## PROBLEM TO WORK ON
Check each line below for the word "text", and copy those that have it.

## RECORDED DATA
++++

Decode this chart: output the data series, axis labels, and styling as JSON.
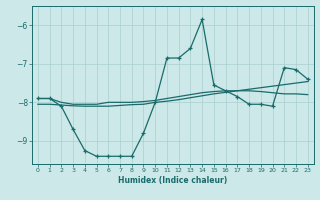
{
  "xlabel": "Humidex (Indice chaleur)",
  "bg_color": "#cce8e8",
  "line_color": "#1a6b6b",
  "grid_color": "#aacfcf",
  "xlim": [
    -0.5,
    23.5
  ],
  "ylim": [
    -9.6,
    -5.5
  ],
  "yticks": [
    -9,
    -8,
    -7,
    -6
  ],
  "xticks": [
    0,
    1,
    2,
    3,
    4,
    5,
    6,
    7,
    8,
    9,
    10,
    11,
    12,
    13,
    14,
    15,
    16,
    17,
    18,
    19,
    20,
    21,
    22,
    23
  ],
  "line_spiky_x": [
    0,
    1,
    2,
    3,
    4,
    5,
    6,
    7,
    8,
    9,
    10,
    11,
    12,
    13,
    14,
    15,
    16,
    17,
    18,
    19,
    20,
    21,
    22,
    23
  ],
  "line_spiky_y": [
    -7.9,
    -7.9,
    -8.1,
    -8.7,
    -9.25,
    -9.4,
    -9.4,
    -9.4,
    -9.4,
    -8.8,
    -8.0,
    -6.85,
    -6.85,
    -6.6,
    -5.85,
    -7.55,
    -7.7,
    -7.85,
    -8.05,
    -8.05,
    -8.1,
    -7.1,
    -7.15,
    -7.4
  ],
  "line_diag_x": [
    0,
    1,
    2,
    3,
    4,
    5,
    6,
    7,
    8,
    9,
    10,
    11,
    12,
    13,
    14,
    15,
    16,
    17,
    18,
    19,
    20,
    21,
    22,
    23
  ],
  "line_diag_y": [
    -8.05,
    -8.05,
    -8.07,
    -8.09,
    -8.1,
    -8.1,
    -8.1,
    -8.08,
    -8.06,
    -8.05,
    -8.0,
    -7.97,
    -7.93,
    -7.88,
    -7.83,
    -7.78,
    -7.74,
    -7.7,
    -7.66,
    -7.62,
    -7.58,
    -7.54,
    -7.5,
    -7.46
  ],
  "line_flat_x": [
    0,
    1,
    2,
    3,
    4,
    5,
    6,
    7,
    8,
    9,
    10,
    11,
    12,
    13,
    14,
    15,
    16,
    17,
    18,
    19,
    20,
    21,
    22,
    23
  ],
  "line_flat_y": [
    -7.9,
    -7.9,
    -8.0,
    -8.05,
    -8.05,
    -8.05,
    -8.0,
    -8.0,
    -8.0,
    -7.98,
    -7.95,
    -7.9,
    -7.85,
    -7.8,
    -7.75,
    -7.72,
    -7.7,
    -7.7,
    -7.7,
    -7.72,
    -7.75,
    -7.78,
    -7.78,
    -7.8
  ]
}
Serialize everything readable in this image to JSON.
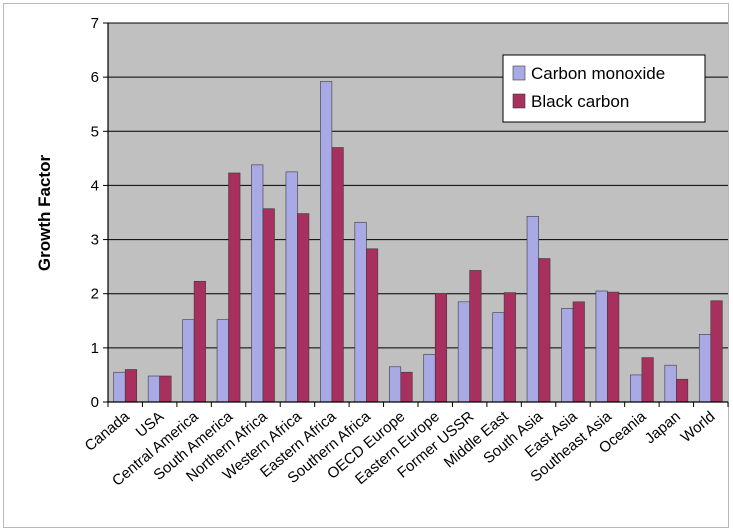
{
  "chart_data": {
    "type": "bar",
    "title": "",
    "xlabel": "",
    "ylabel": "Growth Factor",
    "ylim": [
      0,
      7
    ],
    "yticks": [
      0,
      1,
      2,
      3,
      4,
      5,
      6,
      7
    ],
    "grid": true,
    "legend_position": "top-right",
    "categories": [
      "Canada",
      "USA",
      "Central America",
      "South America",
      "Northern Africa",
      "Western Africa",
      "Eastern Africa",
      "Southern Africa",
      "OECD Europe",
      "Eastern Europe",
      "Former USSR",
      "Middle East",
      "South Asia",
      "East Asia",
      "Southeast Asia",
      "Oceania",
      "Japan",
      "World"
    ],
    "series": [
      {
        "name": "Carbon monoxide",
        "color": "#a9a9e6",
        "values": [
          0.55,
          0.48,
          1.52,
          1.52,
          4.38,
          4.25,
          5.92,
          3.32,
          0.65,
          0.88,
          1.85,
          1.65,
          3.43,
          1.73,
          2.05,
          0.5,
          0.68,
          1.25
        ]
      },
      {
        "name": "Black carbon",
        "color": "#a8305e",
        "values": [
          0.6,
          0.48,
          2.23,
          4.23,
          3.57,
          3.48,
          4.7,
          2.83,
          0.55,
          2.0,
          2.43,
          2.02,
          2.65,
          1.85,
          2.03,
          0.82,
          0.42,
          1.87
        ]
      }
    ],
    "plot_background": "#c0c0c0",
    "gridline_color": "#000000"
  }
}
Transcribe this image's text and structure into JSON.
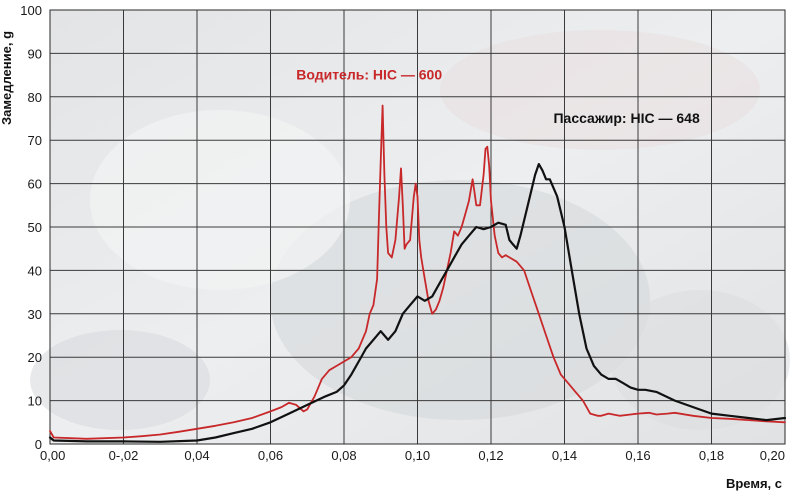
{
  "chart_data": {
    "type": "line",
    "title": "",
    "xlabel": "Время, с",
    "ylabel": "Замедление, g",
    "xlim": [
      0,
      0.2
    ],
    "ylim": [
      0,
      100
    ],
    "grid": true,
    "legend": "none",
    "x_ticks": [
      0,
      0.02,
      0.04,
      0.06,
      0.08,
      0.1,
      0.12,
      0.14,
      0.16,
      0.18,
      0.2
    ],
    "x_tick_labels": [
      "0,00",
      "0-,02",
      "0,04",
      "0,06",
      "0,08",
      "0,10",
      "0,12",
      "0,14",
      "0,16",
      "0,18",
      "0,20"
    ],
    "y_ticks": [
      0,
      10,
      20,
      30,
      40,
      50,
      60,
      70,
      80,
      90,
      100
    ],
    "y_tick_labels": [
      "0",
      "10",
      "20",
      "30",
      "40",
      "50",
      "60",
      "70",
      "80",
      "90",
      "100"
    ],
    "annotations": [
      {
        "text": "Водитель: HIC — 600",
        "color": "#c8282a",
        "x": 0.067,
        "y": 84
      },
      {
        "text": "Пассажир: HIC — 648",
        "color": "#111111",
        "x": 0.137,
        "y": 74
      }
    ],
    "series": [
      {
        "color": "#c8282a",
        "x": [
          0,
          0.001,
          0.01,
          0.02,
          0.025,
          0.03,
          0.035,
          0.04,
          0.045,
          0.05,
          0.055,
          0.06,
          0.063,
          0.065,
          0.067,
          0.069,
          0.07,
          0.072,
          0.074,
          0.076,
          0.078,
          0.08,
          0.082,
          0.084,
          0.086,
          0.087,
          0.088,
          0.089,
          0.0895,
          0.09,
          0.0905,
          0.091,
          0.0915,
          0.092,
          0.093,
          0.094,
          0.095,
          0.0955,
          0.096,
          0.0965,
          0.097,
          0.098,
          0.099,
          0.0995,
          0.1,
          0.1005,
          0.101,
          0.102,
          0.103,
          0.104,
          0.105,
          0.106,
          0.107,
          0.108,
          0.109,
          0.11,
          0.111,
          0.112,
          0.113,
          0.114,
          0.115,
          0.1155,
          0.116,
          0.117,
          0.118,
          0.1185,
          0.119,
          0.1195,
          0.12,
          0.121,
          0.122,
          0.123,
          0.124,
          0.125,
          0.127,
          0.129,
          0.131,
          0.133,
          0.135,
          0.137,
          0.139,
          0.141,
          0.143,
          0.145,
          0.147,
          0.149,
          0.15,
          0.152,
          0.155,
          0.158,
          0.16,
          0.163,
          0.165,
          0.168,
          0.17,
          0.175,
          0.18,
          0.185,
          0.19,
          0.195,
          0.2
        ],
        "values": [
          3,
          1.5,
          1.2,
          1.5,
          1.8,
          2.2,
          2.8,
          3.5,
          4.2,
          5,
          6,
          7.5,
          8.5,
          9.5,
          9,
          7.5,
          8,
          11,
          15,
          17,
          18,
          19,
          20,
          22,
          26,
          30,
          32,
          38,
          52,
          65,
          78,
          62,
          50,
          44,
          43,
          47,
          57,
          63.5,
          55,
          45,
          46,
          47,
          57,
          60,
          57,
          47,
          43,
          38,
          33,
          30,
          31,
          33,
          36,
          40,
          44,
          49,
          48,
          50,
          53,
          56,
          61,
          58,
          55,
          55,
          62,
          68,
          68.5,
          64,
          56,
          48,
          44,
          43,
          43.5,
          43,
          42,
          40,
          35,
          30,
          25,
          20,
          16,
          14,
          12,
          10,
          7,
          6.5,
          6.5,
          7,
          6.5,
          6.8,
          7,
          7.2,
          6.8,
          7,
          7.2,
          6.5,
          6,
          5.8,
          5.5,
          5.2,
          5
        ]
      },
      {
        "color": "#111111",
        "x": [
          0,
          0.001,
          0.01,
          0.02,
          0.03,
          0.04,
          0.045,
          0.05,
          0.055,
          0.06,
          0.065,
          0.07,
          0.075,
          0.078,
          0.08,
          0.082,
          0.084,
          0.086,
          0.088,
          0.09,
          0.091,
          0.092,
          0.094,
          0.096,
          0.098,
          0.1,
          0.102,
          0.104,
          0.106,
          0.108,
          0.11,
          0.112,
          0.114,
          0.116,
          0.118,
          0.12,
          0.122,
          0.124,
          0.125,
          0.126,
          0.127,
          0.128,
          0.13,
          0.132,
          0.133,
          0.134,
          0.135,
          0.136,
          0.138,
          0.14,
          0.142,
          0.144,
          0.146,
          0.148,
          0.15,
          0.152,
          0.154,
          0.156,
          0.158,
          0.16,
          0.162,
          0.165,
          0.17,
          0.175,
          0.18,
          0.185,
          0.19,
          0.195,
          0.2
        ],
        "values": [
          1.5,
          0.8,
          0.6,
          0.6,
          0.5,
          0.8,
          1.5,
          2.5,
          3.5,
          5,
          7,
          9,
          11,
          12,
          13.5,
          16,
          19,
          22,
          24,
          26,
          25,
          24,
          26,
          30,
          32,
          34,
          33,
          34,
          37,
          40,
          43,
          46,
          48,
          50,
          49.5,
          50,
          51,
          50.5,
          47,
          46,
          45,
          48,
          55,
          62,
          64.5,
          63,
          61,
          61,
          57,
          50,
          40,
          30,
          22,
          18,
          16,
          15,
          15,
          14,
          13,
          12.5,
          12.5,
          12,
          10,
          8.5,
          7,
          6.5,
          6,
          5.5,
          6
        ]
      }
    ]
  }
}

++++

## TASK SOLUTION
Transcribe this image's text and structure into JSON.
        "text": "Водитель: HIC — 600",
        "text": "Пассажир: HIC — 648",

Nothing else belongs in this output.